[START Data to use]
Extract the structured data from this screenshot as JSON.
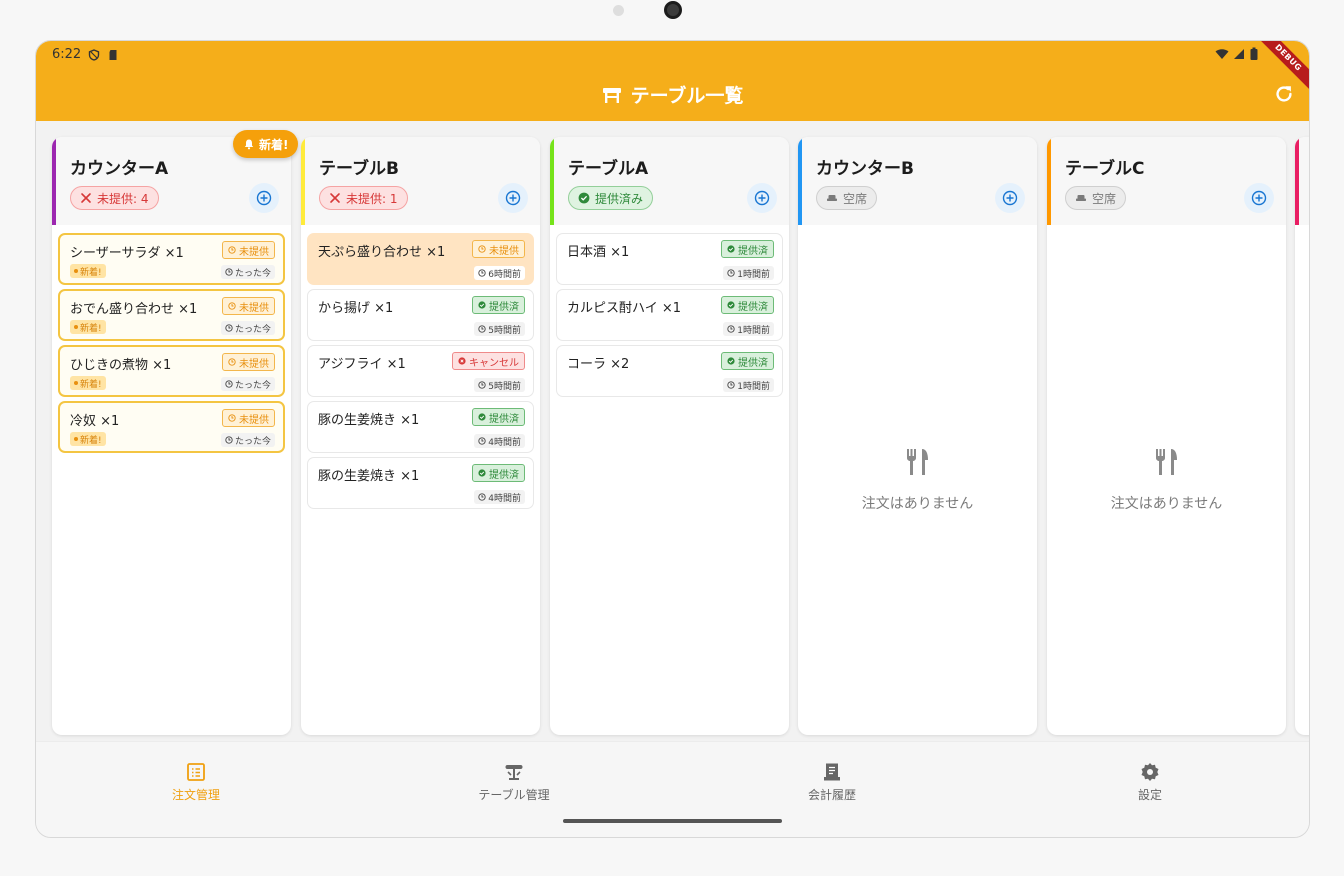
{
  "status_bar": {
    "time": "6:22",
    "debug_label": "DEBUG"
  },
  "app_bar": {
    "title": "テーブル一覧",
    "refresh_icon": "refresh-icon"
  },
  "columns": [
    {
      "name": "カウンターA",
      "accent": "#9c27b0",
      "status": "未提供: 4",
      "status_kind": "red",
      "new_badge": "新着!",
      "orders": [
        {
          "name": "シーザーサラダ ×1",
          "status": "未提供",
          "status_kind": "pending",
          "time": "たった今",
          "tag": "新着!"
        },
        {
          "name": "おでん盛り合わせ ×1",
          "status": "未提供",
          "status_kind": "pending",
          "time": "たった今",
          "tag": "新着!"
        },
        {
          "name": "ひじきの煮物 ×1",
          "status": "未提供",
          "status_kind": "pending",
          "time": "たった今",
          "tag": "新着!"
        },
        {
          "name": "冷奴 ×1",
          "status": "未提供",
          "status_kind": "pending",
          "time": "たった今",
          "tag": "新着!"
        }
      ]
    },
    {
      "name": "テーブルB",
      "accent": "#ffeb3b",
      "status": "未提供: 1",
      "status_kind": "red",
      "orders": [
        {
          "name": "天ぷら盛り合わせ ×1",
          "status": "未提供",
          "status_kind": "pending",
          "time": "6時間前",
          "highlight": true
        },
        {
          "name": "から揚げ ×1",
          "status": "提供済",
          "status_kind": "done",
          "time": "5時間前"
        },
        {
          "name": "アジフライ ×1",
          "status": "キャンセル",
          "status_kind": "cancel",
          "time": "5時間前"
        },
        {
          "name": "豚の生姜焼き ×1",
          "status": "提供済",
          "status_kind": "done",
          "time": "4時間前"
        },
        {
          "name": "豚の生姜焼き ×1",
          "status": "提供済",
          "status_kind": "done",
          "time": "4時間前"
        }
      ]
    },
    {
      "name": "テーブルA",
      "accent": "#76e31a",
      "status": "提供済み",
      "status_kind": "green",
      "orders": [
        {
          "name": "日本酒 ×1",
          "status": "提供済",
          "status_kind": "done",
          "time": "1時間前"
        },
        {
          "name": "カルピス酎ハイ ×1",
          "status": "提供済",
          "status_kind": "done",
          "time": "1時間前"
        },
        {
          "name": "コーラ ×2",
          "status": "提供済",
          "status_kind": "done",
          "time": "1時間前"
        }
      ]
    },
    {
      "name": "カウンターB",
      "accent": "#2196f3",
      "status": "空席",
      "status_kind": "gray",
      "orders": [],
      "empty_text": "注文はありません"
    },
    {
      "name": "テーブルC",
      "accent": "#ff9800",
      "status": "空席",
      "status_kind": "gray",
      "orders": [],
      "empty_text": "注文はありません"
    },
    {
      "name": "",
      "accent": "#e91e63",
      "status": "",
      "status_kind": "gray",
      "orders": []
    }
  ],
  "nav": [
    {
      "label": "注文管理",
      "icon": "order-list-icon",
      "active": true
    },
    {
      "label": "テーブル管理",
      "icon": "table-icon",
      "active": false
    },
    {
      "label": "会計履歴",
      "icon": "receipt-icon",
      "active": false
    },
    {
      "label": "設定",
      "icon": "gear-icon",
      "active": false
    }
  ],
  "colors": {
    "app_bar": "#f5ae1a",
    "active_nav": "#f0a010",
    "pending": "#e8900f",
    "done": "#2f8a3b",
    "cancel": "#d73838"
  }
}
[END Data to use]
# [What you need to do]
Transcribe the records above verbatim. Do not carry over any picture.

# [Solution for this problem]
Extract the structured data from this screenshot as JSON.
{
  "status_bar": {
    "time": "6:22",
    "debug_label": "DEBUG"
  },
  "app_bar": {
    "title": "テーブル一覧",
    "refresh_icon": "refresh-icon"
  },
  "columns": [
    {
      "name": "カウンターA",
      "accent": "#9c27b0",
      "status": "未提供: 4",
      "status_kind": "red",
      "new_badge": "新着!",
      "orders": [
        {
          "name": "シーザーサラダ ×1",
          "status": "未提供",
          "status_kind": "pending",
          "time": "たった今",
          "tag": "新着!"
        },
        {
          "name": "おでん盛り合わせ ×1",
          "status": "未提供",
          "status_kind": "pending",
          "time": "たった今",
          "tag": "新着!"
        },
        {
          "name": "ひじきの煮物 ×1",
          "status": "未提供",
          "status_kind": "pending",
          "time": "たった今",
          "tag": "新着!"
        },
        {
          "name": "冷奴 ×1",
          "status": "未提供",
          "status_kind": "pending",
          "time": "たった今",
          "tag": "新着!"
        }
      ]
    },
    {
      "name": "テーブルB",
      "accent": "#ffeb3b",
      "status": "未提供: 1",
      "status_kind": "red",
      "orders": [
        {
          "name": "天ぷら盛り合わせ ×1",
          "status": "未提供",
          "status_kind": "pending",
          "time": "6時間前",
          "highlight": true
        },
        {
          "name": "から揚げ ×1",
          "status": "提供済",
          "status_kind": "done",
          "time": "5時間前"
        },
        {
          "name": "アジフライ ×1",
          "status": "キャンセル",
          "status_kind": "cancel",
          "time": "5時間前"
        },
        {
          "name": "豚の生姜焼き ×1",
          "status": "提供済",
          "status_kind": "done",
          "time": "4時間前"
        },
        {
          "name": "豚の生姜焼き ×1",
          "status": "提供済",
          "status_kind": "done",
          "time": "4時間前"
        }
      ]
    },
    {
      "name": "テーブルA",
      "accent": "#76e31a",
      "status": "提供済み",
      "status_kind": "green",
      "orders": [
        {
          "name": "日本酒 ×1",
          "status": "提供済",
          "status_kind": "done",
          "time": "1時間前"
        },
        {
          "name": "カルピス酎ハイ ×1",
          "status": "提供済",
          "status_kind": "done",
          "time": "1時間前"
        },
        {
          "name": "コーラ ×2",
          "status": "提供済",
          "status_kind": "done",
          "time": "1時間前"
        }
      ]
    },
    {
      "name": "カウンターB",
      "accent": "#2196f3",
      "status": "空席",
      "status_kind": "gray",
      "orders": [],
      "empty_text": "注文はありません"
    },
    {
      "name": "テーブルC",
      "accent": "#ff9800",
      "status": "空席",
      "status_kind": "gray",
      "orders": [],
      "empty_text": "注文はありません"
    },
    {
      "name": "",
      "accent": "#e91e63",
      "status": "",
      "status_kind": "gray",
      "orders": []
    }
  ],
  "nav": [
    {
      "label": "注文管理",
      "icon": "order-list-icon",
      "active": true
    },
    {
      "label": "テーブル管理",
      "icon": "table-icon",
      "active": false
    },
    {
      "label": "会計履歴",
      "icon": "receipt-icon",
      "active": false
    },
    {
      "label": "設定",
      "icon": "gear-icon",
      "active": false
    }
  ],
  "colors": {
    "app_bar": "#f5ae1a",
    "active_nav": "#f0a010",
    "pending": "#e8900f",
    "done": "#2f8a3b",
    "cancel": "#d73838"
  }
}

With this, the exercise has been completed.